Sift the material for lines containing "diagram", and return them.

......

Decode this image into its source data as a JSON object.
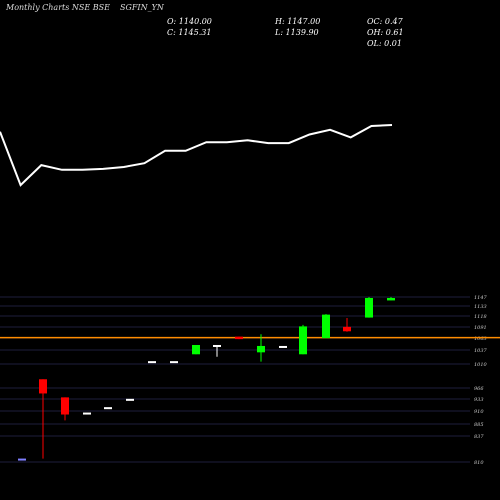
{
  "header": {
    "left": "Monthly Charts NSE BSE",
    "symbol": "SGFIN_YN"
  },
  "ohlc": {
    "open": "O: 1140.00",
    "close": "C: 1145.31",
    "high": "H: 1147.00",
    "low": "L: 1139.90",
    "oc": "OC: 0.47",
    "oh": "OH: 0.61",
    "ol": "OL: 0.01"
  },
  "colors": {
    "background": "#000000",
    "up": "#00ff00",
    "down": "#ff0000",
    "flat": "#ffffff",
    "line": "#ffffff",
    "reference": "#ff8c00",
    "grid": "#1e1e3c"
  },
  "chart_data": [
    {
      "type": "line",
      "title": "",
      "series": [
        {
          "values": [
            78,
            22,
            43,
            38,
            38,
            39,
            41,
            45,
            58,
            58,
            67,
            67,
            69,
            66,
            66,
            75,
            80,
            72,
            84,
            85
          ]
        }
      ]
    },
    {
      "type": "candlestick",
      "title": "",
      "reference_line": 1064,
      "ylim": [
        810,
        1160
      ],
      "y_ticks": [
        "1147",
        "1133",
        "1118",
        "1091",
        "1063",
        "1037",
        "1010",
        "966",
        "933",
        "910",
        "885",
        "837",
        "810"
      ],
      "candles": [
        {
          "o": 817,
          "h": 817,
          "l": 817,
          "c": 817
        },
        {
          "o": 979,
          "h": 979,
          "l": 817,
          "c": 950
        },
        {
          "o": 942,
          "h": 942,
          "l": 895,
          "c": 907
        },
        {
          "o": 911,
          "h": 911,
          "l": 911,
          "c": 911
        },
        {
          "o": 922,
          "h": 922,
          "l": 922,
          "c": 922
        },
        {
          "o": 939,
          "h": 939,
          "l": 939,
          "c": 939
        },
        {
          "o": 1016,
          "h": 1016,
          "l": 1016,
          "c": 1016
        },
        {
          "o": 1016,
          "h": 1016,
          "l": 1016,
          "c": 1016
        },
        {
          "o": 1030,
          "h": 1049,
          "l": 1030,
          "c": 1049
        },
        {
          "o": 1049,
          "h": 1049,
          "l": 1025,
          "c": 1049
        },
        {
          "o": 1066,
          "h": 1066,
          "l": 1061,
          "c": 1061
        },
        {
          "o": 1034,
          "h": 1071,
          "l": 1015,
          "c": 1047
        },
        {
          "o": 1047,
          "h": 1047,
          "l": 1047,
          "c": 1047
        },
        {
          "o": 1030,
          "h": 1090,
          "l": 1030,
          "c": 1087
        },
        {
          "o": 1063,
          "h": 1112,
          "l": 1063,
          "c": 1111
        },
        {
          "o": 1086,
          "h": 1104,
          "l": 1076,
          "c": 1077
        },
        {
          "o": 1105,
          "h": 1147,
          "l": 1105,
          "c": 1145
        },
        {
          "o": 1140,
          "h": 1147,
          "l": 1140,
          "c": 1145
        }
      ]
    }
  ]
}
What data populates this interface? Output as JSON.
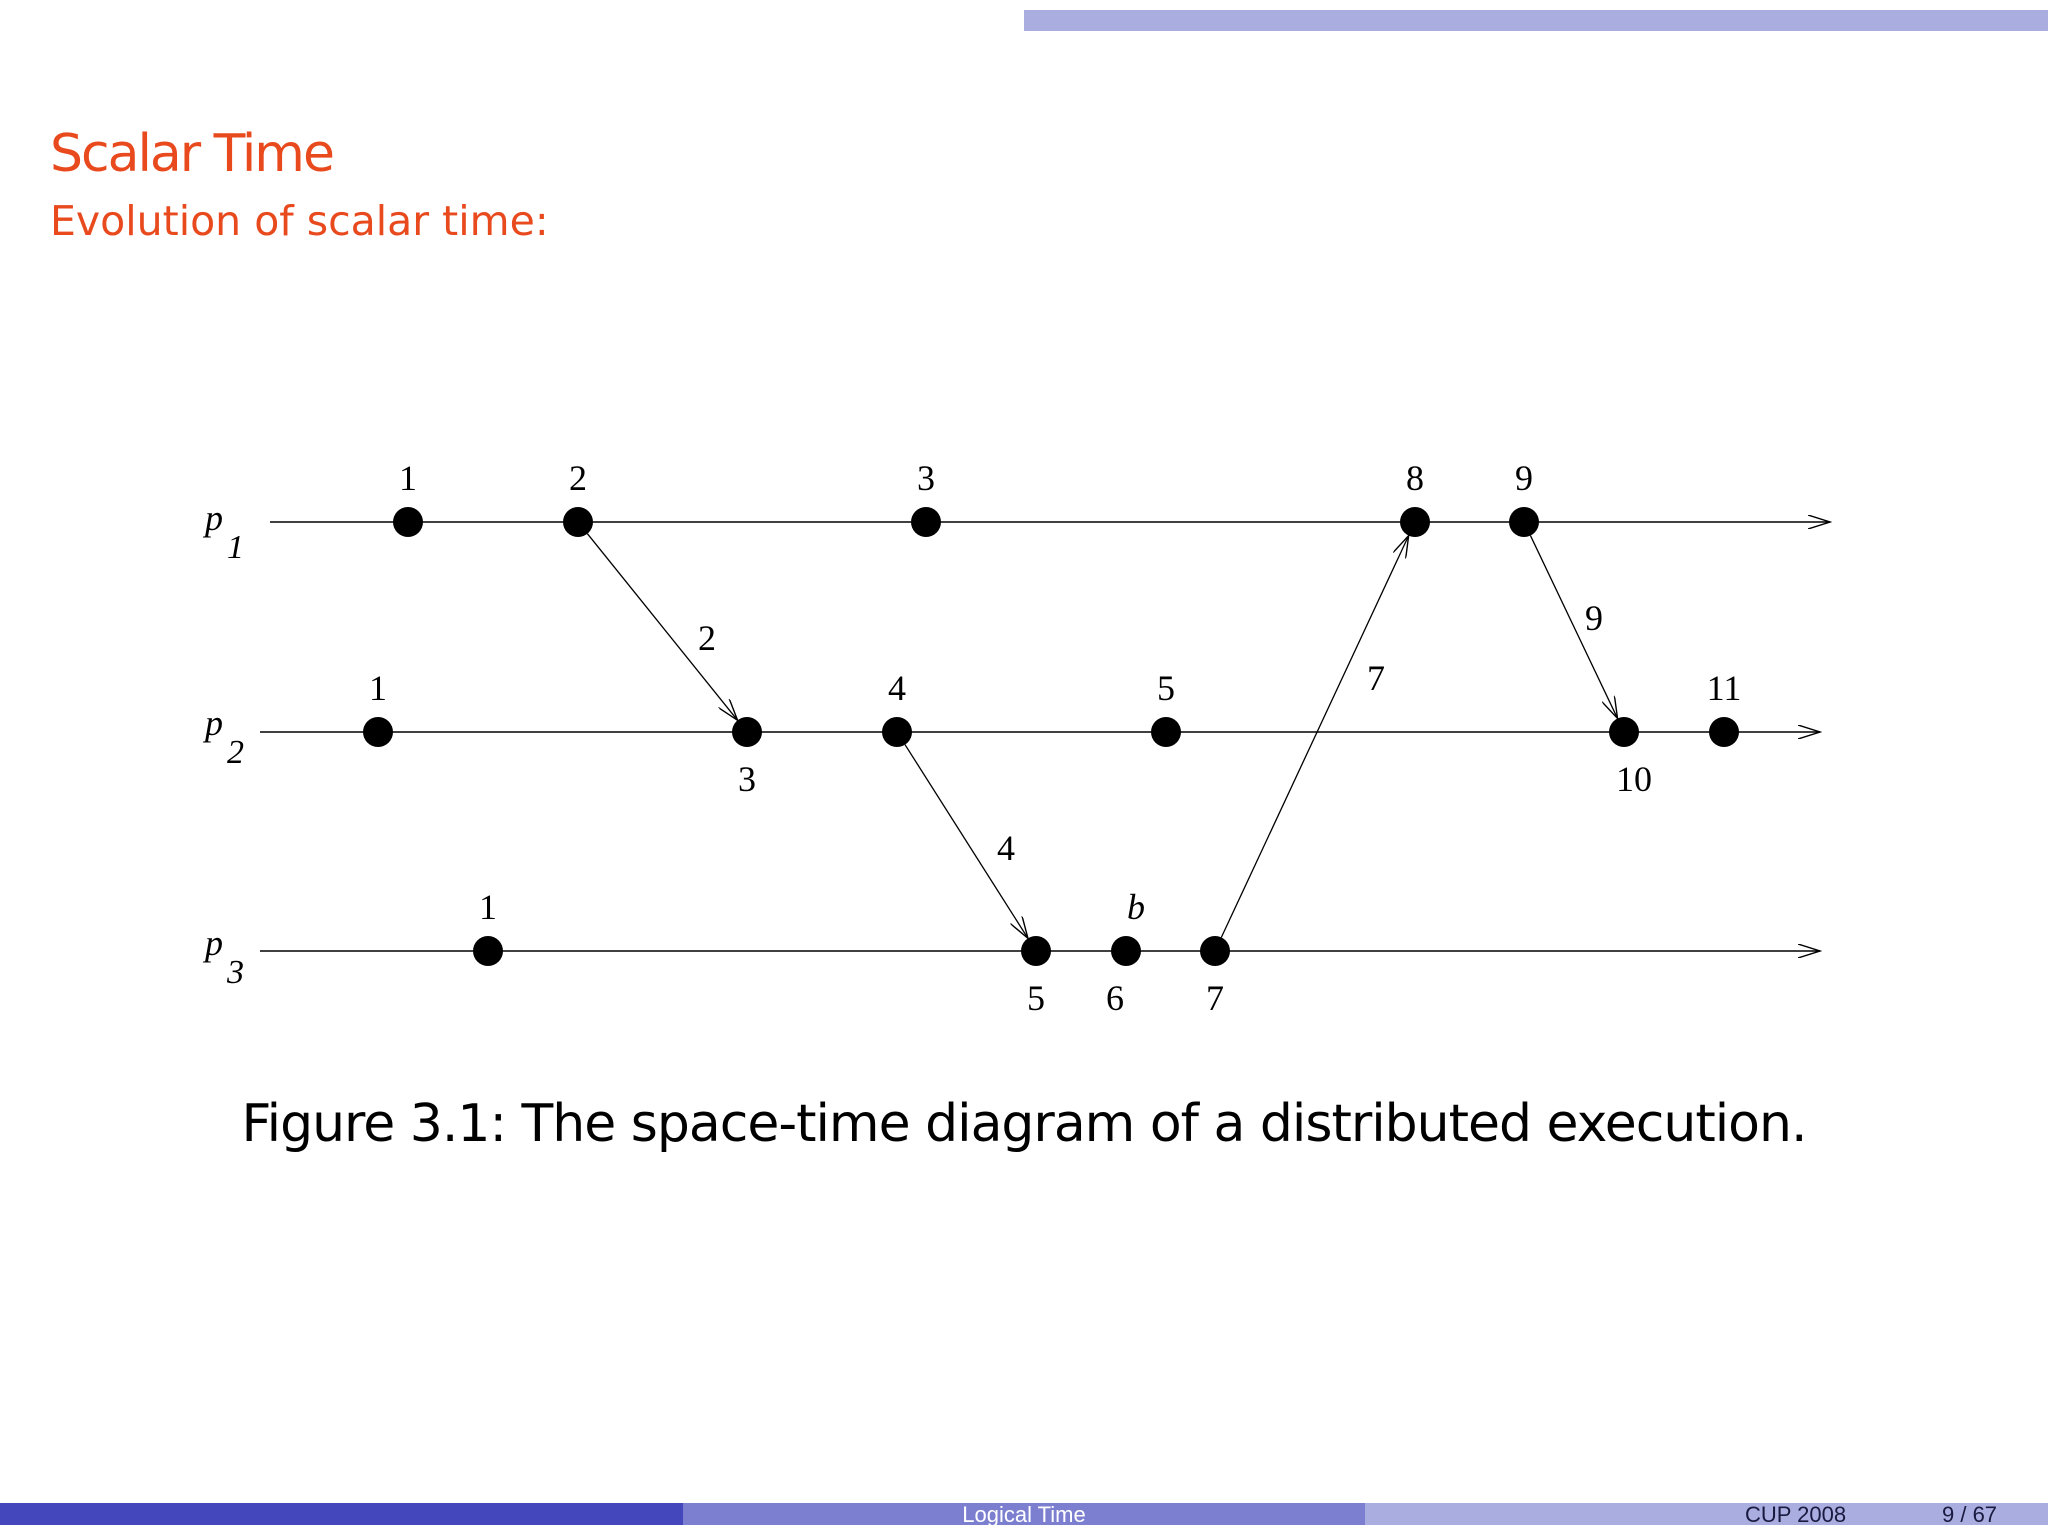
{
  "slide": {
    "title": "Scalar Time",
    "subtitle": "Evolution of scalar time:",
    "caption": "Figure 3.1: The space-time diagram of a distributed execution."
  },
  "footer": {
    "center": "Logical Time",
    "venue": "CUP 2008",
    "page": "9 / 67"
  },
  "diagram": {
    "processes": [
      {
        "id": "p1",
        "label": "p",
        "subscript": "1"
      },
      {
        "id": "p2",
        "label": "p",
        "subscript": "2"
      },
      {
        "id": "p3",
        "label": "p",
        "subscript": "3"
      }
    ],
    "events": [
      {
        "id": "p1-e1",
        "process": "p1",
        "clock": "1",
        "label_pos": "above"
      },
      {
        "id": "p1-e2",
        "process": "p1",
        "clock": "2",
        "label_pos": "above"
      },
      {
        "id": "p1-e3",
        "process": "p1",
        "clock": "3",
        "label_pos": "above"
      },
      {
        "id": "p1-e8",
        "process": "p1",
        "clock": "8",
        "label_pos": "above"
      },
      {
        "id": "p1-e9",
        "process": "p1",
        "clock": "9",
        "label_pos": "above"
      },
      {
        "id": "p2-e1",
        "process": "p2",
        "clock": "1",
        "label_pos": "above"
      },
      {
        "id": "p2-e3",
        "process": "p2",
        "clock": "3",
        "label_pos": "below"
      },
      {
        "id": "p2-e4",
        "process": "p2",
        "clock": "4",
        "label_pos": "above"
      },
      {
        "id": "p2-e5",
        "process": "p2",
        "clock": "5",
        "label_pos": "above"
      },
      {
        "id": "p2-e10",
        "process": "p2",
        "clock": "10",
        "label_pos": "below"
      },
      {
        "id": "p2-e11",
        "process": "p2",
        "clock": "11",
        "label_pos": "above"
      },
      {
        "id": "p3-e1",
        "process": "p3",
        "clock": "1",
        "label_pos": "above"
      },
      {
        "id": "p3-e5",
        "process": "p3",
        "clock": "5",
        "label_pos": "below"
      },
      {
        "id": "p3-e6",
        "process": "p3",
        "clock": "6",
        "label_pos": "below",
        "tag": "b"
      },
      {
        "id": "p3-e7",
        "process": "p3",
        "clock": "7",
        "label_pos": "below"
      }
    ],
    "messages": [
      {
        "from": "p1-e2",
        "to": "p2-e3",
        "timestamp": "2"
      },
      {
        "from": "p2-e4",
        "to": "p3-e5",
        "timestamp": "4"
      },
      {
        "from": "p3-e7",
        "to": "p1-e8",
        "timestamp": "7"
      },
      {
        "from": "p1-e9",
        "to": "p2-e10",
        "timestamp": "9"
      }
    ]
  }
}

......

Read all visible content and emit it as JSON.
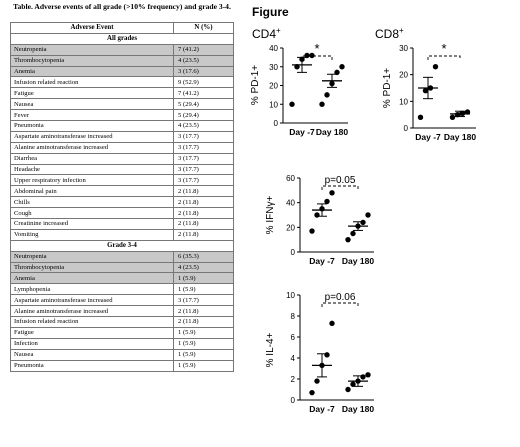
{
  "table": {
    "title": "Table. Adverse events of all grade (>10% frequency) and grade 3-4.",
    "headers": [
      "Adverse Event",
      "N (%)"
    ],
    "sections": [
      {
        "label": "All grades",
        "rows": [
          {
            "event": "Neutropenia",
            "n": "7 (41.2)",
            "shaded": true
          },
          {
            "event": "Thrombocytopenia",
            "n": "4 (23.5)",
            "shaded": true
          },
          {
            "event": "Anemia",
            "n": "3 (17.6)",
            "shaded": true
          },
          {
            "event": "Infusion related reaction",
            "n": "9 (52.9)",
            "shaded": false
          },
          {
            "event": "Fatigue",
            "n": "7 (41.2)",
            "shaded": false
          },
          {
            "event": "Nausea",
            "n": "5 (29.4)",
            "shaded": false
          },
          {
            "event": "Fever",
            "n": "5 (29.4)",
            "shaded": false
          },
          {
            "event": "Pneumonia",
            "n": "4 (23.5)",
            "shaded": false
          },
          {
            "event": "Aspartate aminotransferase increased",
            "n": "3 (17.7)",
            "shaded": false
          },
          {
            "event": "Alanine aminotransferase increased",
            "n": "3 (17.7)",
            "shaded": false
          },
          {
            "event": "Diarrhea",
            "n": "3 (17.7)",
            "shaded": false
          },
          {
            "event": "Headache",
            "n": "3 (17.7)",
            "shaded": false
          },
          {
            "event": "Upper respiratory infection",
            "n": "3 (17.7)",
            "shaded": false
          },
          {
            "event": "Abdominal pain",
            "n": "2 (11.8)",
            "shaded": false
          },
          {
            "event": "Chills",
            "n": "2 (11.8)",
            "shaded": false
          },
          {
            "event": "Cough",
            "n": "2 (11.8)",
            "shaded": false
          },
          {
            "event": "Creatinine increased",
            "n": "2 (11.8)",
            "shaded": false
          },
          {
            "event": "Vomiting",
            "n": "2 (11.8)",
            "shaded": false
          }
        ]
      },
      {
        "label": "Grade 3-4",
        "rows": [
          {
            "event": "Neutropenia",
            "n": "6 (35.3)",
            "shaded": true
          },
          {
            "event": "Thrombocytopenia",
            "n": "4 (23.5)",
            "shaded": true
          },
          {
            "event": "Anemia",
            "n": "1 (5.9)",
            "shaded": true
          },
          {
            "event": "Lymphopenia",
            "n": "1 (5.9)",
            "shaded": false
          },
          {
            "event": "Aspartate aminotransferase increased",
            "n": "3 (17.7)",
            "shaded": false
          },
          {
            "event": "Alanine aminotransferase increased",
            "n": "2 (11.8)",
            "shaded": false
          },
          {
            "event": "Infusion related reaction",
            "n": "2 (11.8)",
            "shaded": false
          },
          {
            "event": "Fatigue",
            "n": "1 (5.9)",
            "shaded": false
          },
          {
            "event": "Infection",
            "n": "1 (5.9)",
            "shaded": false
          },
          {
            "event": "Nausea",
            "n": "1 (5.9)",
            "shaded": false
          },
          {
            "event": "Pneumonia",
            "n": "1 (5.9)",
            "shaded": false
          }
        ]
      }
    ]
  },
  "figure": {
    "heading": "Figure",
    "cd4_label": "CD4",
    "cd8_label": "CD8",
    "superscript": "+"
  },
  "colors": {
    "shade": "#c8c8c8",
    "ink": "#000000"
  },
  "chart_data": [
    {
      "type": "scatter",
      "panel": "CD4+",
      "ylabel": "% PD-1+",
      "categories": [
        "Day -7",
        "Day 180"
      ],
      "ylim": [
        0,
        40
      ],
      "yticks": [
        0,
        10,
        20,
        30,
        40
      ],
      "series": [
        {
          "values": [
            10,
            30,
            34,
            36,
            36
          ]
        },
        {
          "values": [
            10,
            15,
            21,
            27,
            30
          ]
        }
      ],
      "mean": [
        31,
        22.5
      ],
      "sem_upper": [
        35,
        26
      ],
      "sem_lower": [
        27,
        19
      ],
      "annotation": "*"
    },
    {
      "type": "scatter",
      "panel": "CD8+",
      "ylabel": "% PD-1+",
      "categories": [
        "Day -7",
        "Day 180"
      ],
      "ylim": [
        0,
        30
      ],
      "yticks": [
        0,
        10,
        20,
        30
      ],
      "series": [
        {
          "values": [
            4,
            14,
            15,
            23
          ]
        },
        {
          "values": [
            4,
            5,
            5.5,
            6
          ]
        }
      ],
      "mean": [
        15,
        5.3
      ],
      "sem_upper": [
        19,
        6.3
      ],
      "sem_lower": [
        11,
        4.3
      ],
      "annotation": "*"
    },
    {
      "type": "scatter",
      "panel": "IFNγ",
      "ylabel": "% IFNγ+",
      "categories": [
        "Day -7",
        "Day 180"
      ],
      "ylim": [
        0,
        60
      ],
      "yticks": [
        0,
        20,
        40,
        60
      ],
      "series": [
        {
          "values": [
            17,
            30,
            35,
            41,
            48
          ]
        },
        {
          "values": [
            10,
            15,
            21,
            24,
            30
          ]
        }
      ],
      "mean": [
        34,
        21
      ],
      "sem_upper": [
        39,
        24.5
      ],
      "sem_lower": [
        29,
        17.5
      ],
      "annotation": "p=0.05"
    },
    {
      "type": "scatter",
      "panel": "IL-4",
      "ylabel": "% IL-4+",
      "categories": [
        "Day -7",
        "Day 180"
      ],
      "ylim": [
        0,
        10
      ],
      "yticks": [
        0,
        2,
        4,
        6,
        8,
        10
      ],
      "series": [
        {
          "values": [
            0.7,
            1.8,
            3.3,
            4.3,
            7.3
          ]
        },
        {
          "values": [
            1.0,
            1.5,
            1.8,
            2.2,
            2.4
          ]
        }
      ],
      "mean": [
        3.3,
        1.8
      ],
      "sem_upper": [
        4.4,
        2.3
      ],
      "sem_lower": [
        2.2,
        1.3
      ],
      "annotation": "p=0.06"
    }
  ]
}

......

### Solution:
    "caption": "Figure 3.1: The space-time diagram of a distributed execution."
  "diagram": {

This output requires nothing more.